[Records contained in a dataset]
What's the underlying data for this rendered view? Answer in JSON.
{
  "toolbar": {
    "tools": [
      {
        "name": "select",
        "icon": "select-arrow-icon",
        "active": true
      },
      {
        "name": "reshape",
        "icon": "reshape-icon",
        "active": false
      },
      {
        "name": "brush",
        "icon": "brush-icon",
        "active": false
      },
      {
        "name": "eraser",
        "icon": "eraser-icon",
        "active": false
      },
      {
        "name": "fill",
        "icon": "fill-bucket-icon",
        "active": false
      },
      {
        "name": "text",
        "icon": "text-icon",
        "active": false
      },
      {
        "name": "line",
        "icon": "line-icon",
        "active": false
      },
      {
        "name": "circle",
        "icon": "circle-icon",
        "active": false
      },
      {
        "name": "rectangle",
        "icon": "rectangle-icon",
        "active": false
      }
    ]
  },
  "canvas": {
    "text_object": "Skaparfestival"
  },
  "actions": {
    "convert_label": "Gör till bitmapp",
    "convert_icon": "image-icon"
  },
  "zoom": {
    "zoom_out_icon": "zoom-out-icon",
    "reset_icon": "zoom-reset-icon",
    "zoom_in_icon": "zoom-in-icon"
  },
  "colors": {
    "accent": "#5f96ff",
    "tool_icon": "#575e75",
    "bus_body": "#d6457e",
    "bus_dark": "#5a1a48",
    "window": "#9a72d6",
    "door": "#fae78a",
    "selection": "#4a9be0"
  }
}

## Task requirements
In the listing, find all lines with the string "name" and copy them.

## Written solution
        "name": "select",
        "name": "reshape",
        "name": "brush",
        "name": "eraser",
        "name": "fill",
        "name": "text",
        "name": "line",
        "name": "circle",
        "name": "rectangle",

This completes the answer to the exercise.